TASK DIRECTIONS
Your task is to locate every line holding the string "называется" and to copy each of them.

Collected data

::::::

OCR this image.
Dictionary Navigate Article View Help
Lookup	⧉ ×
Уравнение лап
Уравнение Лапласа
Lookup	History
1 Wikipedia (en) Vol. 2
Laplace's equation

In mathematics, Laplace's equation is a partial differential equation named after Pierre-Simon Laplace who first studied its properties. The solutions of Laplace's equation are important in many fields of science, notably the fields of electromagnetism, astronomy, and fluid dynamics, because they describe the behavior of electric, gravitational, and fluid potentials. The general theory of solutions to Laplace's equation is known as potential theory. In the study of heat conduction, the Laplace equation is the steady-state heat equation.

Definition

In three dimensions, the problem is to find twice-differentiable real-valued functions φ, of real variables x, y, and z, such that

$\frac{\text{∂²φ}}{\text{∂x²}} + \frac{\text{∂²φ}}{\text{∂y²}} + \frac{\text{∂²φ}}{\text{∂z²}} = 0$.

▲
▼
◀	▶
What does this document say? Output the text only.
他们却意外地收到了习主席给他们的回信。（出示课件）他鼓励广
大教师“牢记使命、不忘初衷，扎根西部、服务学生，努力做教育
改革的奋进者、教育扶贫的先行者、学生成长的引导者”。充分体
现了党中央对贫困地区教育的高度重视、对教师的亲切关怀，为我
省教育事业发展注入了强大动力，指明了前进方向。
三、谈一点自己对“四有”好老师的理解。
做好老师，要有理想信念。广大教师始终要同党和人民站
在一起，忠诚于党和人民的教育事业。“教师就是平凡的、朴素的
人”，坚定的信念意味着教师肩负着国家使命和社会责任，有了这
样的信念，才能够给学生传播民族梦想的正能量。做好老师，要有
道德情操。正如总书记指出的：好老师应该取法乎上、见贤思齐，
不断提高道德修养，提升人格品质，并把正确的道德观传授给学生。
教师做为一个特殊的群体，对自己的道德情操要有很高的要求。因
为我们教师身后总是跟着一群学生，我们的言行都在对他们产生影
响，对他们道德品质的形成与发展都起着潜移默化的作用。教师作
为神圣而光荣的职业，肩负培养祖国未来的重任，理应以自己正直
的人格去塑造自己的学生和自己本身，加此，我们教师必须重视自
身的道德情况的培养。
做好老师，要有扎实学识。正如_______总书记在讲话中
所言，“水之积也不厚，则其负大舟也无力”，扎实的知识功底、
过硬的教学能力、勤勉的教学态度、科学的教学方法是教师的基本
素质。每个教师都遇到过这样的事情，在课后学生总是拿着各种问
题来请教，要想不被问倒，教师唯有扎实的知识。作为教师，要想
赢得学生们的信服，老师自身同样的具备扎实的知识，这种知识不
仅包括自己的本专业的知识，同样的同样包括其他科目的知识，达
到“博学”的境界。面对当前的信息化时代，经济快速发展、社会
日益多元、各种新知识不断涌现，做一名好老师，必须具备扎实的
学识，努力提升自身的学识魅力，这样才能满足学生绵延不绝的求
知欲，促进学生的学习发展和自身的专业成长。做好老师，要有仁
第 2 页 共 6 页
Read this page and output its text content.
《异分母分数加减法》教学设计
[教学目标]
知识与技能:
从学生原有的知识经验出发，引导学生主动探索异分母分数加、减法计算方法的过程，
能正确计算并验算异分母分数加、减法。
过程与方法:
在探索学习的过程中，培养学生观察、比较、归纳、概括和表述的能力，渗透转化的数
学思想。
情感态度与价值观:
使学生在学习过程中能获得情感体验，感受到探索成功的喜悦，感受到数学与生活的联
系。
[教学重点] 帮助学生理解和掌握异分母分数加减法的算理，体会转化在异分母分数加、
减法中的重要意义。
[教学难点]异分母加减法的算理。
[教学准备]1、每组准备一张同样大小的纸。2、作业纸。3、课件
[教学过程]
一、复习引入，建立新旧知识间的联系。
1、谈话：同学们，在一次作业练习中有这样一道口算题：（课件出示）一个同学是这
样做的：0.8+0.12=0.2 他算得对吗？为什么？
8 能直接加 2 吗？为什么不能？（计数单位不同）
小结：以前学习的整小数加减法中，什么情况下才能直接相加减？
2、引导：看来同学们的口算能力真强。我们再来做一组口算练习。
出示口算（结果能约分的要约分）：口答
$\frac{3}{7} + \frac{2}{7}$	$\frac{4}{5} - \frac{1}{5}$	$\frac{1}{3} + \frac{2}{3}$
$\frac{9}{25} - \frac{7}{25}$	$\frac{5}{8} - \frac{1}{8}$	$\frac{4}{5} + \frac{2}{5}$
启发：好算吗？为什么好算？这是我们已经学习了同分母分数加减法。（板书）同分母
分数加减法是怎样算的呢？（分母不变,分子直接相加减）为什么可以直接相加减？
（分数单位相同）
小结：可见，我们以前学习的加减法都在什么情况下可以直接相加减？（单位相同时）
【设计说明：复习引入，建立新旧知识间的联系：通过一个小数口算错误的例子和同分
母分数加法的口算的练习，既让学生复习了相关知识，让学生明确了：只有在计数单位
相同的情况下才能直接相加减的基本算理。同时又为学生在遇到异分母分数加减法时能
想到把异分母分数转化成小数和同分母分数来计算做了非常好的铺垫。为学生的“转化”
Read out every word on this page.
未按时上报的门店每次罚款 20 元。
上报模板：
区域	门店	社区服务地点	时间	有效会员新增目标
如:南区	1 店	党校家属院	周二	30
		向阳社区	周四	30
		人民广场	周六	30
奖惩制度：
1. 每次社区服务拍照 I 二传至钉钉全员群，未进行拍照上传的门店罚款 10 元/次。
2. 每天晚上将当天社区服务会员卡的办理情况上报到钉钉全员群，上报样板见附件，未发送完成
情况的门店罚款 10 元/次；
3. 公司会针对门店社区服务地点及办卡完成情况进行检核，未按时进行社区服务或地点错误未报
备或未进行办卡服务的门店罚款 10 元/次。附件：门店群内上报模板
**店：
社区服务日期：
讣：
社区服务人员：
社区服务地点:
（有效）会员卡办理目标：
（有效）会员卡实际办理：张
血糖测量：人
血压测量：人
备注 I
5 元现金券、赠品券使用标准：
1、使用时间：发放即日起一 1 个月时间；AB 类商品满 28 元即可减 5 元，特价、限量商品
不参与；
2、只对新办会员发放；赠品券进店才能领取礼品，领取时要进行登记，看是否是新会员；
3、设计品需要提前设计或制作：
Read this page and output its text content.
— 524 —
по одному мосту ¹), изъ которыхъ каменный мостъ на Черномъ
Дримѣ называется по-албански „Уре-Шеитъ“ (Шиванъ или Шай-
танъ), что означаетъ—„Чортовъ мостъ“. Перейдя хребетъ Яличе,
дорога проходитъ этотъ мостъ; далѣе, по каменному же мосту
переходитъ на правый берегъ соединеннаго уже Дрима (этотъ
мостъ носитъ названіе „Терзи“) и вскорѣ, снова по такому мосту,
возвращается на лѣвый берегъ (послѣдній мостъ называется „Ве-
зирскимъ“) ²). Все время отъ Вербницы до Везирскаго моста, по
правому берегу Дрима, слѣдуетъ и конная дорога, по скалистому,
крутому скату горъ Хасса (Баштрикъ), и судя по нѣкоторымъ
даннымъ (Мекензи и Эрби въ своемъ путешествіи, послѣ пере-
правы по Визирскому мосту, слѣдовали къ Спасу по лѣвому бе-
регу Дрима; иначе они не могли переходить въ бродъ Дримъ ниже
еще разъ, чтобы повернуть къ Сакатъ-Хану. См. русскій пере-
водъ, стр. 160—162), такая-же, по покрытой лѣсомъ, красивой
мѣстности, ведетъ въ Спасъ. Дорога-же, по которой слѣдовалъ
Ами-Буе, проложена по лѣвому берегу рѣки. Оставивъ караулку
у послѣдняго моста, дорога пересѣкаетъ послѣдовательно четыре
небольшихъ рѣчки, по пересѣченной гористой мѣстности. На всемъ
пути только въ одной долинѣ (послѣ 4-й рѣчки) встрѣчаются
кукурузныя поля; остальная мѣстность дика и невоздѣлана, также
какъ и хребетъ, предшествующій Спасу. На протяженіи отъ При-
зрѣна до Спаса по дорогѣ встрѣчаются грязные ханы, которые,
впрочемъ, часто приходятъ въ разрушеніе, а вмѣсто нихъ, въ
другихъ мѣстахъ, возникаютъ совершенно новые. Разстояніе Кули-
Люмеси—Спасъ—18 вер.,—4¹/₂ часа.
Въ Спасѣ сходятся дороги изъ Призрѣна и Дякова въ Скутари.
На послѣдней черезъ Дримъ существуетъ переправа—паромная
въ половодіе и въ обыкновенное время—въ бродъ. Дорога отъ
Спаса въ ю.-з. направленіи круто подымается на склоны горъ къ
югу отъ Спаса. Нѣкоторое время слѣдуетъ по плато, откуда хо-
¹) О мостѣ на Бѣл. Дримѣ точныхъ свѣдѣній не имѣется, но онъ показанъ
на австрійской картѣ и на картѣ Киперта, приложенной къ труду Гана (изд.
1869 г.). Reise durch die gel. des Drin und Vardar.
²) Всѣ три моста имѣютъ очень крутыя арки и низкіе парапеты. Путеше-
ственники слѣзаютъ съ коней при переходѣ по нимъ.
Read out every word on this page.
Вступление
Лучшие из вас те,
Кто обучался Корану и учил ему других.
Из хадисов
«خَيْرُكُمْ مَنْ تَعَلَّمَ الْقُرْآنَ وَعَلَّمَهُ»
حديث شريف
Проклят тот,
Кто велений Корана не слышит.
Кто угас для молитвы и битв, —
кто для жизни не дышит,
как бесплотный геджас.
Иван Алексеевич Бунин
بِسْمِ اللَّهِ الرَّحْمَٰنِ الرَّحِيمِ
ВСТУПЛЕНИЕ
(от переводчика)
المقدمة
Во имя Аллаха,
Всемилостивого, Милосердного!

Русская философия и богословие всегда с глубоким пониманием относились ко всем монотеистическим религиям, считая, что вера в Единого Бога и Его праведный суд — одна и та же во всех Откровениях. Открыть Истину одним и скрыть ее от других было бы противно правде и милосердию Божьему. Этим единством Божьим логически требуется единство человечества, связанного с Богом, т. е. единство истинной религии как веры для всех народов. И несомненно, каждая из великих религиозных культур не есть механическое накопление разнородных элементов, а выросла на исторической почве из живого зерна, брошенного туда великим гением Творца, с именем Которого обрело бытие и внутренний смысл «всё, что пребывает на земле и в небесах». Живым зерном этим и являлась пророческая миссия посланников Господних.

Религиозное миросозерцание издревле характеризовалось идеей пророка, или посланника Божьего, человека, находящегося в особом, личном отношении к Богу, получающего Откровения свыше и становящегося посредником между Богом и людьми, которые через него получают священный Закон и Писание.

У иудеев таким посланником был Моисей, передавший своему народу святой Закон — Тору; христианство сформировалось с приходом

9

::::::

RESPONSE TO THIS TASK
Дримѣ называется по-албански „Уре-Шеитъ“ (Шиванъ или Шай-
возвращается на лѣвый берегъ (послѣдній мостъ называется „Ве-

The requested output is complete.